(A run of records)

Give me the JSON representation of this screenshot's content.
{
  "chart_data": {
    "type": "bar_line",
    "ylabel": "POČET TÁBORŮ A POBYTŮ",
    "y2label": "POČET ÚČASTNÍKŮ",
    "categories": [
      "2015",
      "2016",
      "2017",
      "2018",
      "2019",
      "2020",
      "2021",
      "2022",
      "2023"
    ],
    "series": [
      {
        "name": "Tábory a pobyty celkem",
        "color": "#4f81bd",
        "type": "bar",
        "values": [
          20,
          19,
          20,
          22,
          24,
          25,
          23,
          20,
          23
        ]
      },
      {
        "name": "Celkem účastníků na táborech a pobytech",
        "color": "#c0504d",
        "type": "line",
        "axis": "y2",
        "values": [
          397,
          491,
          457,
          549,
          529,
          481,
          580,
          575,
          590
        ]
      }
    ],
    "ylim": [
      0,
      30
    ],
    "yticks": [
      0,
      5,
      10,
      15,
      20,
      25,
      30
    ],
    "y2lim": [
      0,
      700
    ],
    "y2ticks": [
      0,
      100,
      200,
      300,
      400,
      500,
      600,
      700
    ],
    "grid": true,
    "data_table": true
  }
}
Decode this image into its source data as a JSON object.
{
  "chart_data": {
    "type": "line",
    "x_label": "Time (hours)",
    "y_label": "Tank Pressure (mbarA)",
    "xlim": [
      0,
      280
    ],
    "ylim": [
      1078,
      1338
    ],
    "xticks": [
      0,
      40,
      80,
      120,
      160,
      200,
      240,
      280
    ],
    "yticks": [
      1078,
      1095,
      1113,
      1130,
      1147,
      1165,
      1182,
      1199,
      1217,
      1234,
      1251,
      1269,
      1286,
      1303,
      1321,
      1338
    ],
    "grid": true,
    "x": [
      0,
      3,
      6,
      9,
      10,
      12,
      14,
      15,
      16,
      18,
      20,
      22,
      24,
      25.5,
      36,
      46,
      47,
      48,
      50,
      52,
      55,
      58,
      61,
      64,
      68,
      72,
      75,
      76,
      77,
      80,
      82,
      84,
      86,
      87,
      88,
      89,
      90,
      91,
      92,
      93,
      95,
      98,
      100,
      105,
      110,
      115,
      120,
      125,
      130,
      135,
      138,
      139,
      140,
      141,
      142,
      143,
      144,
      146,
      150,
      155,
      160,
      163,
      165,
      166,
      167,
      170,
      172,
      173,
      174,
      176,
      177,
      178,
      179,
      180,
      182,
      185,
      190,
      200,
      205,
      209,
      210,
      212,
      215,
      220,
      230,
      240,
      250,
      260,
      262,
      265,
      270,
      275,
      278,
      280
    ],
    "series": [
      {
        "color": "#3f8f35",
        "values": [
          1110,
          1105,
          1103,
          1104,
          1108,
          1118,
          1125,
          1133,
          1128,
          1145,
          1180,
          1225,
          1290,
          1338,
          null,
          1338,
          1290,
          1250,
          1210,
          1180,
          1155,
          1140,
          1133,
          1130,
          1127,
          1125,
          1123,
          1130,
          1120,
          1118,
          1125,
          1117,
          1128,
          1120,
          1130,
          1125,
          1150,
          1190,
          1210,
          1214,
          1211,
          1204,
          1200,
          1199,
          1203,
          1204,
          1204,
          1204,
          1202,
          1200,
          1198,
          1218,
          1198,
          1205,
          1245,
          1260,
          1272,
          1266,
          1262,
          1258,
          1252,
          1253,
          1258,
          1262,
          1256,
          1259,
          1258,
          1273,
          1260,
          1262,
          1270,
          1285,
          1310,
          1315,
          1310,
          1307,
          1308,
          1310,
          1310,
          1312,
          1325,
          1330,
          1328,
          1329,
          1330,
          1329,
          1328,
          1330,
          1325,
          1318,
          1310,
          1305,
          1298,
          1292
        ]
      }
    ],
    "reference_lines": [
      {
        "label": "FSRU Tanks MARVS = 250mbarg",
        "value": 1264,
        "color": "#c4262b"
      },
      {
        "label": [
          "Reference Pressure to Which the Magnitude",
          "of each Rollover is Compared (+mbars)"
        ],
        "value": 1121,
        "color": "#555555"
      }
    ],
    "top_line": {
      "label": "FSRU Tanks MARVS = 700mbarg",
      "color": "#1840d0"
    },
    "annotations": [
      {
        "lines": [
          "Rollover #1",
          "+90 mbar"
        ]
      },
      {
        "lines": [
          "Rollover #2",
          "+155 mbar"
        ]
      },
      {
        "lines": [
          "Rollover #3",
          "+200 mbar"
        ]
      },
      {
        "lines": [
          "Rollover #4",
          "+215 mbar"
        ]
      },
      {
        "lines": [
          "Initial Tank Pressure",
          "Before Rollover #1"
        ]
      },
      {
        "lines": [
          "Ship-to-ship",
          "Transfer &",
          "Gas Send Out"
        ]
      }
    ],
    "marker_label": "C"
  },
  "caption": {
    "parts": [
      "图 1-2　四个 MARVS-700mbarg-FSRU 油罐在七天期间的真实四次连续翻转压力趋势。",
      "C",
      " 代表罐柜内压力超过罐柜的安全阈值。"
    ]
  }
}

§ Stated goal:
Make an exact copy of every entry.

§ Response for this exercise:
Give me the JSON representation of this screenshot's content.
{
  "chart_data": {
    "type": "bar_line",
    "ylabel": "POČET TÁBORŮ A POBYTŮ",
    "y2label": "POČET ÚČASTNÍKŮ",
    "categories": [
      "2015",
      "2016",
      "2017",
      "2018",
      "2019",
      "2020",
      "2021",
      "2022",
      "2023"
    ],
    "series": [
      {
        "name": "Tábory a pobyty celkem",
        "color": "#4f81bd",
        "type": "bar",
        "values": [
          20,
          19,
          20,
          22,
          24,
          25,
          23,
          20,
          23
        ]
      },
      {
        "name": "Celkem účastníků na táborech a pobytech",
        "color": "#c0504d",
        "type": "line",
        "axis": "y2",
        "values": [
          397,
          491,
          457,
          549,
          529,
          481,
          580,
          575,
          590
        ]
      }
    ],
    "ylim": [
      0,
      30
    ],
    "yticks": [
      0,
      5,
      10,
      15,
      20,
      25,
      30
    ],
    "y2lim": [
      0,
      700
    ],
    "y2ticks": [
      0,
      100,
      200,
      300,
      400,
      500,
      600,
      700
    ],
    "grid": true,
    "data_table": true
  }
}
Decode this image into its source data as a JSON object.
{
  "chart_data": {
    "type": "line",
    "x_label": "Time (hours)",
    "y_label": "Tank Pressure (mbarA)",
    "xlim": [
      0,
      280
    ],
    "ylim": [
      1078,
      1338
    ],
    "xticks": [
      0,
      40,
      80,
      120,
      160,
      200,
      240,
      280
    ],
    "yticks": [
      1078,
      1095,
      1113,
      1130,
      1147,
      1165,
      1182,
      1199,
      1217,
      1234,
      1251,
      1269,
      1286,
      1303,
      1321,
      1338
    ],
    "grid": true,
    "x": [
      0,
      3,
      6,
      9,
      10,
      12,
      14,
      15,
      16,
      18,
      20,
      22,
      24,
      25.5,
      36,
      46,
      47,
      48,
      50,
      52,
      55,
      58,
      61,
      64,
      68,
      72,
      75,
      76,
      77,
      80,
      82,
      84,
      86,
      87,
      88,
      89,
      90,
      91,
      92,
      93,
      95,
      98,
      100,
      105,
      110,
      115,
      120,
      125,
      130,
      135,
      138,
      139,
      140,
      141,
      142,
      143,
      144,
      146,
      150,
      155,
      160,
      163,
      165,
      166,
      167,
      170,
      172,
      173,
      174,
      176,
      177,
      178,
      179,
      180,
      182,
      185,
      190,
      200,
      205,
      209,
      210,
      212,
      215,
      220,
      230,
      240,
      250,
      260,
      262,
      265,
      270,
      275,
      278,
      280
    ],
    "series": [
      {
        "color": "#3f8f35",
        "values": [
          1110,
          1105,
          1103,
          1104,
          1108,
          1118,
          1125,
          1133,
          1128,
          1145,
          1180,
          1225,
          1290,
          1338,
          null,
          1338,
          1290,
          1250,
          1210,
          1180,
          1155,
          1140,
          1133,
          1130,
          1127,
          1125,
          1123,
          1130,
          1120,
          1118,
          1125,
          1117,
          1128,
          1120,
          1130,
          1125,
          1150,
          1190,
          1210,
          1214,
          1211,
          1204,
          1200,
          1199,
          1203,
          1204,
          1204,
          1204,
          1202,
          1200,
          1198,
          1218,
          1198,
          1205,
          1245,
          1260,
          1272,
          1266,
          1262,
          1258,
          1252,
          1253,
          1258,
          1262,
          1256,
          1259,
          1258,
          1273,
          1260,
          1262,
          1270,
          1285,
          1310,
          1315,
          1310,
          1307,
          1308,
          1310,
          1310,
          1312,
          1325,
          1330,
          1328,
          1329,
          1330,
          1329,
          1328,
          1330,
          1325,
          1318,
          1310,
          1305,
          1298,
          1292
        ]
      }
    ],
    "reference_lines": [
      {
        "label": "FSRU Tanks MARVS = 250mbarg",
        "value": 1264,
        "color": "#c4262b"
      },
      {
        "label": [
          "Reference Pressure to Which the Magnitude",
          "of each Rollover is Compared (+mbars)"
        ],
        "value": 1121,
        "color": "#555555"
      }
    ],
    "top_line": {
      "label": "FSRU Tanks MARVS = 700mbarg",
      "color": "#1840d0"
    },
    "annotations": [
      {
        "lines": [
          "Rollover #1",
          "+90 mbar"
        ]
      },
      {
        "lines": [
          "Rollover #2",
          "+155 mbar"
        ]
      },
      {
        "lines": [
          "Rollover #3",
          "+200 mbar"
        ]
      },
      {
        "lines": [
          "Rollover #4",
          "+215 mbar"
        ]
      },
      {
        "lines": [
          "Initial Tank Pressure",
          "Before Rollover #1"
        ]
      },
      {
        "lines": [
          "Ship-to-ship",
          "Transfer &",
          "Gas Send Out"
        ]
      }
    ],
    "marker_label": "C"
  },
  "caption": {
    "parts": [
      "图 1-2　四个 MARVS-700mbarg-FSRU 油罐在七天期间的真实四次连续翻转压力趋势。",
      "C",
      " 代表罐柜内压力超过罐柜的安全阈值。"
    ]
  }
}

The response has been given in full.